START Data records

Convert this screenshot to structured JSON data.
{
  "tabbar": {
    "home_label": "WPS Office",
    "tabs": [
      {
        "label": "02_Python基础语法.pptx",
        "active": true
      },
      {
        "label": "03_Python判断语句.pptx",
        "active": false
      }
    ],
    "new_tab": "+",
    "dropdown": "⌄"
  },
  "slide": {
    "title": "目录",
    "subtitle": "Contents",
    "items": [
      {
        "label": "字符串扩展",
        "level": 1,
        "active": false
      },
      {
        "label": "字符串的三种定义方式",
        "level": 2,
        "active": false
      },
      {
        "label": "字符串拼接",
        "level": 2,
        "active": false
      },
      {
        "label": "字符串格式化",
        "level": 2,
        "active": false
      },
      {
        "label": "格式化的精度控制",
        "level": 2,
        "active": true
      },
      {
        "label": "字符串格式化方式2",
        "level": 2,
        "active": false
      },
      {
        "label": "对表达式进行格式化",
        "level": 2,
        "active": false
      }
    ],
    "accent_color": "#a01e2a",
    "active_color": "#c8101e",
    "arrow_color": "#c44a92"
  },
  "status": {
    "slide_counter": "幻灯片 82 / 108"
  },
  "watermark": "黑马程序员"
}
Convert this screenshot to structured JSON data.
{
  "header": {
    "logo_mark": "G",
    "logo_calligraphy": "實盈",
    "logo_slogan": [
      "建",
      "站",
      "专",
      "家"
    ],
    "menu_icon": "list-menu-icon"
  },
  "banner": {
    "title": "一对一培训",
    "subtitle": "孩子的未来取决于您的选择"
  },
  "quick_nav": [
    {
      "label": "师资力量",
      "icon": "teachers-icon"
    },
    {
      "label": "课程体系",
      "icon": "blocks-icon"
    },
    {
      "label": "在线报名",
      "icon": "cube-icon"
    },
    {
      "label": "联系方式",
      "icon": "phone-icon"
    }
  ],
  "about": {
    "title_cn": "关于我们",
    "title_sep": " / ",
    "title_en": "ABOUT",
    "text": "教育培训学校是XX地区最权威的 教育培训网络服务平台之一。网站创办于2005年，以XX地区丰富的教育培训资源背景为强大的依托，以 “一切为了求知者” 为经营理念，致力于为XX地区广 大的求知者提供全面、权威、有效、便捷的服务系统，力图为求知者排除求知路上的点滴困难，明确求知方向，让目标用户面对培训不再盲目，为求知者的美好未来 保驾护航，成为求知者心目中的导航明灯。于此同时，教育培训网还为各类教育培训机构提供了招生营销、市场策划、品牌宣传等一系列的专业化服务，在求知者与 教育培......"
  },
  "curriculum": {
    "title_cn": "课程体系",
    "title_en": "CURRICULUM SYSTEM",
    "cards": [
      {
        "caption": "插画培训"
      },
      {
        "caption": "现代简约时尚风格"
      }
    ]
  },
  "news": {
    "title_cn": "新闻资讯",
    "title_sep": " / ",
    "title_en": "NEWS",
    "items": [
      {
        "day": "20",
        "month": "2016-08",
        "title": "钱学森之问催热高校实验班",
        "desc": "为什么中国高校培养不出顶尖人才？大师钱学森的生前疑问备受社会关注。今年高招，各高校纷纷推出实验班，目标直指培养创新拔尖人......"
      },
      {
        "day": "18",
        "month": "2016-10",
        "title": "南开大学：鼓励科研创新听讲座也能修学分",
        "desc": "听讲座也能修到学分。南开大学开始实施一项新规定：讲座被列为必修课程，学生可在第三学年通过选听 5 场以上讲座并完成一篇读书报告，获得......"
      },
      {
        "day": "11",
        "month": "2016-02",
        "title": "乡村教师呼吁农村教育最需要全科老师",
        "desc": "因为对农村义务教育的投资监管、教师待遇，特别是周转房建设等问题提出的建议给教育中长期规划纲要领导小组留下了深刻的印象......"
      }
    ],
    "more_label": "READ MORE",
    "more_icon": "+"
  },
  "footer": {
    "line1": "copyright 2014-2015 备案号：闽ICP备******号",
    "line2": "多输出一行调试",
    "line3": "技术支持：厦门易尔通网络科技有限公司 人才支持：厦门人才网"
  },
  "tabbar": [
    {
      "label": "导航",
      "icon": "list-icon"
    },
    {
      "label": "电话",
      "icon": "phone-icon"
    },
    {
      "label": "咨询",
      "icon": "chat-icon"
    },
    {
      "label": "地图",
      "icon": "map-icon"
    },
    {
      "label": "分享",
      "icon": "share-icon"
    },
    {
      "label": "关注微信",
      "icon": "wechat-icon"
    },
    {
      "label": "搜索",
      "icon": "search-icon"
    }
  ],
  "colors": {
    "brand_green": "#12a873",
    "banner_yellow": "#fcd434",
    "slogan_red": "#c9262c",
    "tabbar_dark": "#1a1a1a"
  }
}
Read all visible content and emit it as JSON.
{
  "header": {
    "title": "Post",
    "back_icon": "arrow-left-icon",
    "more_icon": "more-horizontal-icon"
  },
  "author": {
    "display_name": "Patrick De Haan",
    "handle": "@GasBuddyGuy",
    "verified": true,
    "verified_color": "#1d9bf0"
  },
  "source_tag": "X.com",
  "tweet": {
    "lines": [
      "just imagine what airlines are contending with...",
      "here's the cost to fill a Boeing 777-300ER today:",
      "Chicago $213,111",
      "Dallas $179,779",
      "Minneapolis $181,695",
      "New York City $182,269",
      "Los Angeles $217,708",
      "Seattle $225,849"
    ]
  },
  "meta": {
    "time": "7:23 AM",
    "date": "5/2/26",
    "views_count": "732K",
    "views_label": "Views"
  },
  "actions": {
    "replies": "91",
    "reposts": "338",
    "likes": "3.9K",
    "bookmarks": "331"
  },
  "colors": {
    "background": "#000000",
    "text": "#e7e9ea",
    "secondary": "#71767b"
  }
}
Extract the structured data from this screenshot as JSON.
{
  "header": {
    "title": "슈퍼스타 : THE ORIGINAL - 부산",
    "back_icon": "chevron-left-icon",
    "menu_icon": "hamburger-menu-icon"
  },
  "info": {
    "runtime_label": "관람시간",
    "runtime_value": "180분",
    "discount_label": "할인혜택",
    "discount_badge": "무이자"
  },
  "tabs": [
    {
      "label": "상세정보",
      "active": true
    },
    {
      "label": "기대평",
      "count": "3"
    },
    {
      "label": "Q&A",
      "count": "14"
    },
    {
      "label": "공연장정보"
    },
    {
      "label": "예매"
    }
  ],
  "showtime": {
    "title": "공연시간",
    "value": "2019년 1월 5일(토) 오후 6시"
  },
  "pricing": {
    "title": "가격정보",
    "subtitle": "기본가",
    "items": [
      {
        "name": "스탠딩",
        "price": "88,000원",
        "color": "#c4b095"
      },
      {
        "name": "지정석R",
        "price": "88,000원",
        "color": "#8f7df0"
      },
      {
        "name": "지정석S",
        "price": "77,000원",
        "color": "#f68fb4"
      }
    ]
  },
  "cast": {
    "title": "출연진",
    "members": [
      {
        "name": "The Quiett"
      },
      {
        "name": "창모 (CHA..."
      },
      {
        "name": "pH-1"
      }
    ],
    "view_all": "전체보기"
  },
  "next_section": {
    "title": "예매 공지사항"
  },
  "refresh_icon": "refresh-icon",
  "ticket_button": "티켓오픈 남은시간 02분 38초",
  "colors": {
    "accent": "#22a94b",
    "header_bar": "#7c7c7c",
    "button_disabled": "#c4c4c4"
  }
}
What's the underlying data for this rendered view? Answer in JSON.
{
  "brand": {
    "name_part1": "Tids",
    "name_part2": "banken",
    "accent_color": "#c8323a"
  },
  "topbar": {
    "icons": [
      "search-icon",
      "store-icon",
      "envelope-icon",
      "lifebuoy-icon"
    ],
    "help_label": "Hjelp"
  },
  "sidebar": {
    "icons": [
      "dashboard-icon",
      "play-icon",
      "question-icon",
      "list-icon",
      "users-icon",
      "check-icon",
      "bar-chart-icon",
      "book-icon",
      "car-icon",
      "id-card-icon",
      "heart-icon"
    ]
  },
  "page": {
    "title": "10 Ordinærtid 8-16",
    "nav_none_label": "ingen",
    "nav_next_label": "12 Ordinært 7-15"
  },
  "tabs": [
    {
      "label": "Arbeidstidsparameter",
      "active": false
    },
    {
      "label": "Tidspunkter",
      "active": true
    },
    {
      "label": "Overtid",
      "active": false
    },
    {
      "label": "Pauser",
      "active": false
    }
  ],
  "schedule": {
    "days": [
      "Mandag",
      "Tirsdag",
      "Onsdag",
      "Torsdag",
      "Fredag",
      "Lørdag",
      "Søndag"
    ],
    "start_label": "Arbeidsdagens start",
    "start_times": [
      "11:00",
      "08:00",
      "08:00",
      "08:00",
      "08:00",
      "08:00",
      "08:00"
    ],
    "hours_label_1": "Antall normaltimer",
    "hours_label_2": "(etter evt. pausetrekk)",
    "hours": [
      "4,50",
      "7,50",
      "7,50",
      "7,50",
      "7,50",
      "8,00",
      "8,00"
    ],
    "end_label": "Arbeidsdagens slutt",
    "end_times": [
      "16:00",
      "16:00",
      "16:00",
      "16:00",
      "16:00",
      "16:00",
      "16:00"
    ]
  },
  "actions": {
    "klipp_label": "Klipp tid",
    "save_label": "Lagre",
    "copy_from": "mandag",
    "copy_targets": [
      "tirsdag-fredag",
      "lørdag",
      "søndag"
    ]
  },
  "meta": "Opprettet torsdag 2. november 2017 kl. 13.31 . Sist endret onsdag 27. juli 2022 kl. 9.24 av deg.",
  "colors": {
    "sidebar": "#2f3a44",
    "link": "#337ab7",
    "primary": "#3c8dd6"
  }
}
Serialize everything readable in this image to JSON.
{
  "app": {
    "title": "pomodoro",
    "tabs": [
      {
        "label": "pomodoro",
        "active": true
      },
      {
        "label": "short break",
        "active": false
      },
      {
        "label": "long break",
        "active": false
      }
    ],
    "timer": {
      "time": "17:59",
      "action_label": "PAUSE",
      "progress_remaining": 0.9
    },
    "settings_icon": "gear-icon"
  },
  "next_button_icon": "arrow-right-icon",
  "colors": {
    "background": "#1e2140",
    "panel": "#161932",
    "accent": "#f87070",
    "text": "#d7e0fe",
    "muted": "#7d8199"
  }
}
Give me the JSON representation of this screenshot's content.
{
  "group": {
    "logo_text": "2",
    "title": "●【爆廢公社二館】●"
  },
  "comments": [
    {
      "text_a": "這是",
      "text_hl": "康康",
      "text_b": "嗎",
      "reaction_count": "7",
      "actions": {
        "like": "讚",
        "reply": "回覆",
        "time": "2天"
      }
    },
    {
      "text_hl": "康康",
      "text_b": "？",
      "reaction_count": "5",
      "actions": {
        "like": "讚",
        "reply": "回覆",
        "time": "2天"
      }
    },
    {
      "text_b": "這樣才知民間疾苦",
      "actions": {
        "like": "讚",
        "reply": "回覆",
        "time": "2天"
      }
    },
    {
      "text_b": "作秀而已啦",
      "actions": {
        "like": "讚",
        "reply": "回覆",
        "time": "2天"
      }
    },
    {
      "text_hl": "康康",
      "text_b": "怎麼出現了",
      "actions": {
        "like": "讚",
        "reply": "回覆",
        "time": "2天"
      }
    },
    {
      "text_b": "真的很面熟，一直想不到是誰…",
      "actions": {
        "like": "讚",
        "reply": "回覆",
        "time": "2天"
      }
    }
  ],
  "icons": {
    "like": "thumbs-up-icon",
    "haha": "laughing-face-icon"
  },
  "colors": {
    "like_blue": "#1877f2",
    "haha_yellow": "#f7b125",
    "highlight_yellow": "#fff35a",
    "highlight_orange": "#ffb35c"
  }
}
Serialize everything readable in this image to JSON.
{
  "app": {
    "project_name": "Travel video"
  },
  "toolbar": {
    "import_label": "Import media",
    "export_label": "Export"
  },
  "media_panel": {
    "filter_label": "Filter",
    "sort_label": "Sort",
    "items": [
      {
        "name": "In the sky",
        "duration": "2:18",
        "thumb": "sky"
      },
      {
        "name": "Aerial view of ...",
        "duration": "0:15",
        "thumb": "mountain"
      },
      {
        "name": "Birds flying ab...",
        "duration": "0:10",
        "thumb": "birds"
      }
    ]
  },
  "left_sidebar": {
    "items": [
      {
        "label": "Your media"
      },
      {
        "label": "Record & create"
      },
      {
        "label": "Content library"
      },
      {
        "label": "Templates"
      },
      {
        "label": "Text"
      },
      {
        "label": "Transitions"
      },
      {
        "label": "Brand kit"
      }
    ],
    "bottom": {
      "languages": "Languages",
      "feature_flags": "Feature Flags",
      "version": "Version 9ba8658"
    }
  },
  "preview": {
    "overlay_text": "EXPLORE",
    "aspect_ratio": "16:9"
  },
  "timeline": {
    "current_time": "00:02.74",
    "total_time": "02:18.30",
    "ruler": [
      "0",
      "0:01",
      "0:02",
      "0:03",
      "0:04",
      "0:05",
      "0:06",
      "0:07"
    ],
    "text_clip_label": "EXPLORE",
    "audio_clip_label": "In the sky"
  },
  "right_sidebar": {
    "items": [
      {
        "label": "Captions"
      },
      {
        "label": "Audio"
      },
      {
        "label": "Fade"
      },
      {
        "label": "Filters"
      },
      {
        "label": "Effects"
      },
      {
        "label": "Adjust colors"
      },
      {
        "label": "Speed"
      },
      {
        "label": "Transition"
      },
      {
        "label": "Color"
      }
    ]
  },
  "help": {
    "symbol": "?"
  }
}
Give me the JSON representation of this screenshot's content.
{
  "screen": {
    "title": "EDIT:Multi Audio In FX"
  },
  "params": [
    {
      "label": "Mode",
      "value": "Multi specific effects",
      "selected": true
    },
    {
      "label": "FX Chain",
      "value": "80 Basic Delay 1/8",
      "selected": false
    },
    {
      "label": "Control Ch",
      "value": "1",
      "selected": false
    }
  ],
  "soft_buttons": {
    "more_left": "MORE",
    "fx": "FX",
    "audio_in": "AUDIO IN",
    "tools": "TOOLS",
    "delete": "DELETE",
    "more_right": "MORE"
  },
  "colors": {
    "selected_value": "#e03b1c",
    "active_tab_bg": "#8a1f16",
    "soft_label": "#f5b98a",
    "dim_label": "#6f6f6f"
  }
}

END Data records

● **Exercise instructions**:
Find every line in the records above that contains the word "Multi", and copy each one.

● **Result of this exercise**:
    "title": "EDIT:Multi Audio In FX"
      "value": "Multi specific effects",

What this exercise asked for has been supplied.